/---
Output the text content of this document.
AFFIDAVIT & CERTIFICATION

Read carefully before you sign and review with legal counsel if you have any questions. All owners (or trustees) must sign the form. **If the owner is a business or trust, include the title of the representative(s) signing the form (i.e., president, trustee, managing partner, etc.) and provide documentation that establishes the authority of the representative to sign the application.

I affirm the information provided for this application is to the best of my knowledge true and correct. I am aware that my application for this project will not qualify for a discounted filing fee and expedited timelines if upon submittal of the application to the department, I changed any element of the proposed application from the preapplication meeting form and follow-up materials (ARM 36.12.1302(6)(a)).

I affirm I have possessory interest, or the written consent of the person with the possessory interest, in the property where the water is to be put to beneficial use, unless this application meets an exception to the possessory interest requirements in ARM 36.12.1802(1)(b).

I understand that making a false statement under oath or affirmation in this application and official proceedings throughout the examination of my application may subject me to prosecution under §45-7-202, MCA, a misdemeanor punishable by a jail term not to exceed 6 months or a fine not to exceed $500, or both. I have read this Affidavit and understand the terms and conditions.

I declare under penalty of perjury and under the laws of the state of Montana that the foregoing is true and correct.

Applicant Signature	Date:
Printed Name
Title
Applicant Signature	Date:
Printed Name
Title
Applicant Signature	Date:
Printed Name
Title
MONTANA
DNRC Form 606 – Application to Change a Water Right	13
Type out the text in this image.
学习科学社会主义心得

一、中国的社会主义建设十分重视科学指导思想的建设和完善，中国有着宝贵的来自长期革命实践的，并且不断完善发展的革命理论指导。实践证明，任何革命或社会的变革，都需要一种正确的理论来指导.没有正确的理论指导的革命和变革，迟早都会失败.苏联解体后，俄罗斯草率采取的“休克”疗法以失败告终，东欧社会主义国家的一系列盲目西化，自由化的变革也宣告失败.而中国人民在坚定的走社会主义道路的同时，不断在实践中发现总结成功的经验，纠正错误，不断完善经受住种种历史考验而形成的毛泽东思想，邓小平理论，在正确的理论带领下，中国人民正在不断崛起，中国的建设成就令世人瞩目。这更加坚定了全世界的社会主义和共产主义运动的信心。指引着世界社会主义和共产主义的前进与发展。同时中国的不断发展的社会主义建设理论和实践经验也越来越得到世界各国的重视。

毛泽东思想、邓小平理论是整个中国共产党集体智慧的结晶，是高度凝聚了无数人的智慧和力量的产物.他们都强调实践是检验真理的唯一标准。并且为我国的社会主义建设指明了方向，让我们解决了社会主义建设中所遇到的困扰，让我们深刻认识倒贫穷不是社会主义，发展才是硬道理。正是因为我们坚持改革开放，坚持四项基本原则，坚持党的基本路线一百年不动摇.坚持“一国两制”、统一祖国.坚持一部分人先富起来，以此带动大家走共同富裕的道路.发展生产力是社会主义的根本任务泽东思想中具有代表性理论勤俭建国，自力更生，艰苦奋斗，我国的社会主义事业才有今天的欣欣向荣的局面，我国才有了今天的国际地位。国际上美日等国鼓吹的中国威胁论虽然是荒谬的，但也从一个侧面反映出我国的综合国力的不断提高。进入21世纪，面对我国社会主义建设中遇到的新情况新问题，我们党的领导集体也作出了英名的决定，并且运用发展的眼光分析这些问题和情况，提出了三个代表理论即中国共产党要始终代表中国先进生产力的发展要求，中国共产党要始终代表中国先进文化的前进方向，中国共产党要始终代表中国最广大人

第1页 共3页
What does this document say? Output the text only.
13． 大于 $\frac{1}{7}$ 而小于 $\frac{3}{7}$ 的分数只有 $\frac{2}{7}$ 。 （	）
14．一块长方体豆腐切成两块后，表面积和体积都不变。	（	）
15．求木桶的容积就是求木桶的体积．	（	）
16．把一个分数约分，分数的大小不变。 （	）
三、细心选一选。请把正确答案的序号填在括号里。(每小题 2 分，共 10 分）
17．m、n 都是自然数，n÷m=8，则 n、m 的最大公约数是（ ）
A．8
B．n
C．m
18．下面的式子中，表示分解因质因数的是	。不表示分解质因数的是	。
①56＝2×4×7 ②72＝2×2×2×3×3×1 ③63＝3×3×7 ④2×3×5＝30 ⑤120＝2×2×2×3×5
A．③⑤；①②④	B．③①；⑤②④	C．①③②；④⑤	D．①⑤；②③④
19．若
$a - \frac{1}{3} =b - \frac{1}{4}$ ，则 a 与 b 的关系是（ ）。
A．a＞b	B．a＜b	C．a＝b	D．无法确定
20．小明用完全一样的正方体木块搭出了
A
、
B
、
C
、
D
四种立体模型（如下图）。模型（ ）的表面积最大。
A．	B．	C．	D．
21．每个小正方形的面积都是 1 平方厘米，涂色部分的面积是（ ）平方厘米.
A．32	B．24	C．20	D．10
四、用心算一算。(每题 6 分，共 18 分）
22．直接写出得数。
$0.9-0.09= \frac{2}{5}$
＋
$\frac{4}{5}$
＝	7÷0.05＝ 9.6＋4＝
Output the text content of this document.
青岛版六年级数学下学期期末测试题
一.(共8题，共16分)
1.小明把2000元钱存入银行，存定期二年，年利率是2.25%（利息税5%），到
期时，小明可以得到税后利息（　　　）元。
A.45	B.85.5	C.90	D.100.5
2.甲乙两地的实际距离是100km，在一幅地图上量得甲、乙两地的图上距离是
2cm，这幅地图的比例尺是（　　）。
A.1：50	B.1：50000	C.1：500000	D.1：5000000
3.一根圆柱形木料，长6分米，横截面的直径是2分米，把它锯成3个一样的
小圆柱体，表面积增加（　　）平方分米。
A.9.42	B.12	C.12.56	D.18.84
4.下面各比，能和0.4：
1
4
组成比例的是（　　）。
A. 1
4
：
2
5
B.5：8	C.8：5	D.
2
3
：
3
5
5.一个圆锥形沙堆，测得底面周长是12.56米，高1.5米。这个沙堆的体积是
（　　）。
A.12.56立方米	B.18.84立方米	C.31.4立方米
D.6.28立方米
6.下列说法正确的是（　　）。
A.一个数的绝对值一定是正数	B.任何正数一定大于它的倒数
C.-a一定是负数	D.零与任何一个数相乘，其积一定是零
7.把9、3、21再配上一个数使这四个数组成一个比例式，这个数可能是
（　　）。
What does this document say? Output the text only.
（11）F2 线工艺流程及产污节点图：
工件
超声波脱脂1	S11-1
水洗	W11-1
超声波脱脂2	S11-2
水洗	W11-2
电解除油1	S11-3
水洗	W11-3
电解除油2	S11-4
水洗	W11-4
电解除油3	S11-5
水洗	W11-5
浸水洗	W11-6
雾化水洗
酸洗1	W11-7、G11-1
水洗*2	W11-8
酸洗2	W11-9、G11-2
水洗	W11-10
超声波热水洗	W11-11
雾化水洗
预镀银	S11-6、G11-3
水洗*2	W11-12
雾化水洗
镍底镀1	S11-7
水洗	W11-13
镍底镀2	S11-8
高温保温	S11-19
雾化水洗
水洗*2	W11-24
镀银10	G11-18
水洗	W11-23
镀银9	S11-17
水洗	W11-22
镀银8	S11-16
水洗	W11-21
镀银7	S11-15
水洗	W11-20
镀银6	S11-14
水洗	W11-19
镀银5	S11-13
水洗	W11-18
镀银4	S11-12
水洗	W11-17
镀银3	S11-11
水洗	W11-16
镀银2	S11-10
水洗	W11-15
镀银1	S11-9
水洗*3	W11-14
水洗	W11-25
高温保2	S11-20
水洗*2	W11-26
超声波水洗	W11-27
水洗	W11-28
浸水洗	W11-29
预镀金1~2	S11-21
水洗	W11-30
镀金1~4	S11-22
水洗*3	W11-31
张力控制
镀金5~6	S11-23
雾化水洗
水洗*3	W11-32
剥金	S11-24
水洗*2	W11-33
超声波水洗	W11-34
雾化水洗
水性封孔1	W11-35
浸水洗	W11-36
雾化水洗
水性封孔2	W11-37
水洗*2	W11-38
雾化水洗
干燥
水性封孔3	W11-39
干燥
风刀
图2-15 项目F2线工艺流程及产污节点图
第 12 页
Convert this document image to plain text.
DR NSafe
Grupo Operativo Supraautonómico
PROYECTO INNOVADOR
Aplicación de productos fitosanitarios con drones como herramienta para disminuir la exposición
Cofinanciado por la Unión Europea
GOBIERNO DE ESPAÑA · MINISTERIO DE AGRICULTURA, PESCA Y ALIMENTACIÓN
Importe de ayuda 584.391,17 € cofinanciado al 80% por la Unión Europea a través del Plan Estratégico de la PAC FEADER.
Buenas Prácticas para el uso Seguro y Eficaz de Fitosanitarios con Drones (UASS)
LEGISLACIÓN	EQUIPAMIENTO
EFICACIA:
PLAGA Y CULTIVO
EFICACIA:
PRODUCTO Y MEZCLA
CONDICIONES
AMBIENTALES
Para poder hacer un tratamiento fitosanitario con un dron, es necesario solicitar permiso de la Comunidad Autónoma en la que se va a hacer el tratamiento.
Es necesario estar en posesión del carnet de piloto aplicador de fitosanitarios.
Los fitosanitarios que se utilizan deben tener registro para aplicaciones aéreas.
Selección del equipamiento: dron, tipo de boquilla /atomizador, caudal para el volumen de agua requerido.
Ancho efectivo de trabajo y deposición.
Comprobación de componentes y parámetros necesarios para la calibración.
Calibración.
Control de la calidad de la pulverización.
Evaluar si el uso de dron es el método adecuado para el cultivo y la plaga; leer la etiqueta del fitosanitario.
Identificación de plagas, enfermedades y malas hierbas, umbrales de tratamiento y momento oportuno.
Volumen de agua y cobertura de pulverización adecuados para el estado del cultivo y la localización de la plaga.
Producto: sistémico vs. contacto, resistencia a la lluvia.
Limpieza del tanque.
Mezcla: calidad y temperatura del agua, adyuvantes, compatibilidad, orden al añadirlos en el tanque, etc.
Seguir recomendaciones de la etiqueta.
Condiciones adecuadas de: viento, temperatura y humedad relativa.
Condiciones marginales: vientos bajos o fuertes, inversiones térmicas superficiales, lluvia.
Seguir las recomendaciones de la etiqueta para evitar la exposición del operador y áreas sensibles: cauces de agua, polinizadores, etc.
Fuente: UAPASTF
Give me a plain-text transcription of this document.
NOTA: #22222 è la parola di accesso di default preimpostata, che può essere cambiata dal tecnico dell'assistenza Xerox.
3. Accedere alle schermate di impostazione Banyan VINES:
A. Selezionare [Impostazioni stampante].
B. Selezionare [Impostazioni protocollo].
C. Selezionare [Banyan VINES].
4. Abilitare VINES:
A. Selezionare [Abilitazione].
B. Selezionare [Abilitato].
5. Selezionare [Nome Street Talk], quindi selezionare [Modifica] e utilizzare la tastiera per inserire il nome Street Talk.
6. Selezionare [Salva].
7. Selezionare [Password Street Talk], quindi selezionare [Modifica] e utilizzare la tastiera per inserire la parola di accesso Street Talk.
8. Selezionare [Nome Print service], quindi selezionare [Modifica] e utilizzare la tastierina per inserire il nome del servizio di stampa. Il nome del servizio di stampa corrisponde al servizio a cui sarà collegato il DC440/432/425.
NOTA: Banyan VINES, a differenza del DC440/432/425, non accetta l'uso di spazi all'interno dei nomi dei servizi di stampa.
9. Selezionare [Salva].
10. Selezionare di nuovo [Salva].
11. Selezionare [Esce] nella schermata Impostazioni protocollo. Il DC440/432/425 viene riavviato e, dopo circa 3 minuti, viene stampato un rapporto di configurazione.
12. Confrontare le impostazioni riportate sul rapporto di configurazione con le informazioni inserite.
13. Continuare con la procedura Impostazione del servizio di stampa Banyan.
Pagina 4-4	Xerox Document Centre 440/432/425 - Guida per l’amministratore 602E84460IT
\---
• [What to produce] Look back over the material above and state how many lines hold the word "exposición". Write the number and nothing else.

• [Completed exercise] 2